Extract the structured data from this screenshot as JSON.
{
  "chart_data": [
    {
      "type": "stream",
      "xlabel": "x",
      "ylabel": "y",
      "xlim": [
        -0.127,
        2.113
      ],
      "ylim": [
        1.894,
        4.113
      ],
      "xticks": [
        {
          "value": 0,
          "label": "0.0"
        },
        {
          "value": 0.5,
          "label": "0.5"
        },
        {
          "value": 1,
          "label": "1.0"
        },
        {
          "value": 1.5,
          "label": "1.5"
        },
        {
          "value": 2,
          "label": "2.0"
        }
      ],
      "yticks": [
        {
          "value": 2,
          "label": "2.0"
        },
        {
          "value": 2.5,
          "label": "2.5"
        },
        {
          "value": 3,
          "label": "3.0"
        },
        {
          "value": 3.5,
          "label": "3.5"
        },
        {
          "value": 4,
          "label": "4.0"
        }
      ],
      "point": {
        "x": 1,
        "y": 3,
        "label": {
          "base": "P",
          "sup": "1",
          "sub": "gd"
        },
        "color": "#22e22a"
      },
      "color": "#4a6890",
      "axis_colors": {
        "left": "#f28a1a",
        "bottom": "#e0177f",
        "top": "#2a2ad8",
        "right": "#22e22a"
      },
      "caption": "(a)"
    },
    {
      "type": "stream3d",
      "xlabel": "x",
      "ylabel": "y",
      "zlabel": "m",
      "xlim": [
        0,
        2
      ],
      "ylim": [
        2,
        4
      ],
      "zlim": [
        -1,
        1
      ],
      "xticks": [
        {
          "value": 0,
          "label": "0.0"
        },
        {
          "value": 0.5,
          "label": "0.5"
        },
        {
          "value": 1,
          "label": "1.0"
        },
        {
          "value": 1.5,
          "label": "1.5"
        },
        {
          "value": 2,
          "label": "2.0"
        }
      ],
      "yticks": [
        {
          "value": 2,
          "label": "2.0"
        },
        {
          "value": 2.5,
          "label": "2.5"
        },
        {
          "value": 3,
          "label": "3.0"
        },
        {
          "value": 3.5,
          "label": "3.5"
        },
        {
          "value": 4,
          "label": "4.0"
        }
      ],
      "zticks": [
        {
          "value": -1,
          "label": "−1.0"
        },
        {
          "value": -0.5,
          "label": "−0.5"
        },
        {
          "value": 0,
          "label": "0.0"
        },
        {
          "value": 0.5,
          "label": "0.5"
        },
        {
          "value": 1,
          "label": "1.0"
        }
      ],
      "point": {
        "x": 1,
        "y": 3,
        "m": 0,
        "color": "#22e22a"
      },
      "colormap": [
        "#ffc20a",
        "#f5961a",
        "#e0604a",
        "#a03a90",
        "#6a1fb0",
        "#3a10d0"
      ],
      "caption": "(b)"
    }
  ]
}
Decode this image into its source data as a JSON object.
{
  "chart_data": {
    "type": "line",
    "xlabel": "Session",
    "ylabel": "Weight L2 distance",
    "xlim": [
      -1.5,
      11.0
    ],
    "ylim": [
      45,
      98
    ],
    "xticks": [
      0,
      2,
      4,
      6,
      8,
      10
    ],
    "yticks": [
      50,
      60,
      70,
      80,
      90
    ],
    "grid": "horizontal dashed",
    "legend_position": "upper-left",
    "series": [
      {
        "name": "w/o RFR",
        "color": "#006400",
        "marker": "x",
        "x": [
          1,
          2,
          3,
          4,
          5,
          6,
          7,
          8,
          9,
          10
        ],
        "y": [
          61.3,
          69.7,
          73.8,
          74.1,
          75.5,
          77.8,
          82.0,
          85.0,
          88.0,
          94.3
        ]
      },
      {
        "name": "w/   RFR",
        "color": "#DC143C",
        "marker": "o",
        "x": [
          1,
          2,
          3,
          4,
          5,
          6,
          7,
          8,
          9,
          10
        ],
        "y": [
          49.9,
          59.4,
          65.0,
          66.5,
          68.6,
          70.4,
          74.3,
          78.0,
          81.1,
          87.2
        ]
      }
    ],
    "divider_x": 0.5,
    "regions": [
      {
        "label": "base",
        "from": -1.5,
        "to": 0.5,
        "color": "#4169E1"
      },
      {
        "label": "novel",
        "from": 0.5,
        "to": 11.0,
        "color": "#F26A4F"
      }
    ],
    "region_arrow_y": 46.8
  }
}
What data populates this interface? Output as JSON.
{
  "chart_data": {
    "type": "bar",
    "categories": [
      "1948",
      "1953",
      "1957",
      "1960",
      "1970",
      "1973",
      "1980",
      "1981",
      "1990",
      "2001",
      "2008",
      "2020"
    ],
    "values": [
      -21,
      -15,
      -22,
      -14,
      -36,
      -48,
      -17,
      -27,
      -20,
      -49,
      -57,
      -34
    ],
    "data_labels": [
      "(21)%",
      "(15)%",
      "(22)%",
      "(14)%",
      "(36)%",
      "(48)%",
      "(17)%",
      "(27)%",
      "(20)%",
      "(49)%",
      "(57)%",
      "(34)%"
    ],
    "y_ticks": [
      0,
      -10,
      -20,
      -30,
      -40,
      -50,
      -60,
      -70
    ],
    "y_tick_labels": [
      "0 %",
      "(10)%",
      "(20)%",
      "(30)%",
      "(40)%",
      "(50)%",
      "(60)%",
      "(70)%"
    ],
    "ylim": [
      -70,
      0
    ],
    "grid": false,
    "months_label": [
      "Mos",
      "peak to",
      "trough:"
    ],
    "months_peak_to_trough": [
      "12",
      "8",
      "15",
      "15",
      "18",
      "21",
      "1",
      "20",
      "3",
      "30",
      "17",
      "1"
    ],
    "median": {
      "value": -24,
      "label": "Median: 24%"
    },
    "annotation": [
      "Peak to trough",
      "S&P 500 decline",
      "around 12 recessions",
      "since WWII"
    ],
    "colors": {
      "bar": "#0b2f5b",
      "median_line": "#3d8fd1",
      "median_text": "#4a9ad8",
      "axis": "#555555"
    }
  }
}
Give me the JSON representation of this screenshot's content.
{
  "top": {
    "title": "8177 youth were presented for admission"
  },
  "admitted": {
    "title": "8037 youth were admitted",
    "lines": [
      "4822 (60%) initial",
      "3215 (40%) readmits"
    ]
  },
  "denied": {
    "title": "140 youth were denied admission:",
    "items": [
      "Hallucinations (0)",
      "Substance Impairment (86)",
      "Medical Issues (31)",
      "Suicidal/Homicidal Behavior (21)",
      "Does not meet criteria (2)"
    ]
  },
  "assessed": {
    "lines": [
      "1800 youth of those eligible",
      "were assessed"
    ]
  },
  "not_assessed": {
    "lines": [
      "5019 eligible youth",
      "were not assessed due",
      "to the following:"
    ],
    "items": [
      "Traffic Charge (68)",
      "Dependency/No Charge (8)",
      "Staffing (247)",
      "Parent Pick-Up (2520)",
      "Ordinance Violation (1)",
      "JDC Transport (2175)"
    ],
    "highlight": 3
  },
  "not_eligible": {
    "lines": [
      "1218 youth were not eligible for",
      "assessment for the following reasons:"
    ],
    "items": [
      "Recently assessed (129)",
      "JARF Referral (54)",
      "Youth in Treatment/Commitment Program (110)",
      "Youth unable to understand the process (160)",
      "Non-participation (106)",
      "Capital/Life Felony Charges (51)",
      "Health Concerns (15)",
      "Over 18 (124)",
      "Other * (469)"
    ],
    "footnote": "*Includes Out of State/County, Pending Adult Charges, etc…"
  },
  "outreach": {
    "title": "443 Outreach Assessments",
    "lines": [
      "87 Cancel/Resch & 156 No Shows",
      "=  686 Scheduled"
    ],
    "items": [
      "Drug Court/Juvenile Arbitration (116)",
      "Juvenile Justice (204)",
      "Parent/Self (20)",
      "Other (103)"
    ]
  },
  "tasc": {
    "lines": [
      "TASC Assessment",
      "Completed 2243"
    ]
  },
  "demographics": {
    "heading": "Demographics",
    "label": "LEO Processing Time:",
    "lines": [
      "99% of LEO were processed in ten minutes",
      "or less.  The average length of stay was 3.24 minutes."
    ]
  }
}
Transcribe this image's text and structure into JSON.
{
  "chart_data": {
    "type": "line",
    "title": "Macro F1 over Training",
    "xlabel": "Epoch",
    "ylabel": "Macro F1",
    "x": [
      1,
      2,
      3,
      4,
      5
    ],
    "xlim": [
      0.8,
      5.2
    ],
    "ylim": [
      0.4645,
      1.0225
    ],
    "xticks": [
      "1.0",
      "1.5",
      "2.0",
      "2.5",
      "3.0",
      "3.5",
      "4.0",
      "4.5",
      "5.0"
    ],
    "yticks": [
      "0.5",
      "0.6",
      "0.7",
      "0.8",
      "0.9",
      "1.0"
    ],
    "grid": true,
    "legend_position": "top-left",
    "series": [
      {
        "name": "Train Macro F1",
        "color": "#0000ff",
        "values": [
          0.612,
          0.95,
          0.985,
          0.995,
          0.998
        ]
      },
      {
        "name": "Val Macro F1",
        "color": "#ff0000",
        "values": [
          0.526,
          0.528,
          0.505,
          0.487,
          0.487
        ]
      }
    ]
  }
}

----------------------------------------

- _Do this_: Take each line containing the string "name" and copy it out.

- _Solution for this task_:
        "name": "w/o RFR",
        "name": "w/   RFR",
        "name": "Train Macro F1",
        "name": "Val Macro F1",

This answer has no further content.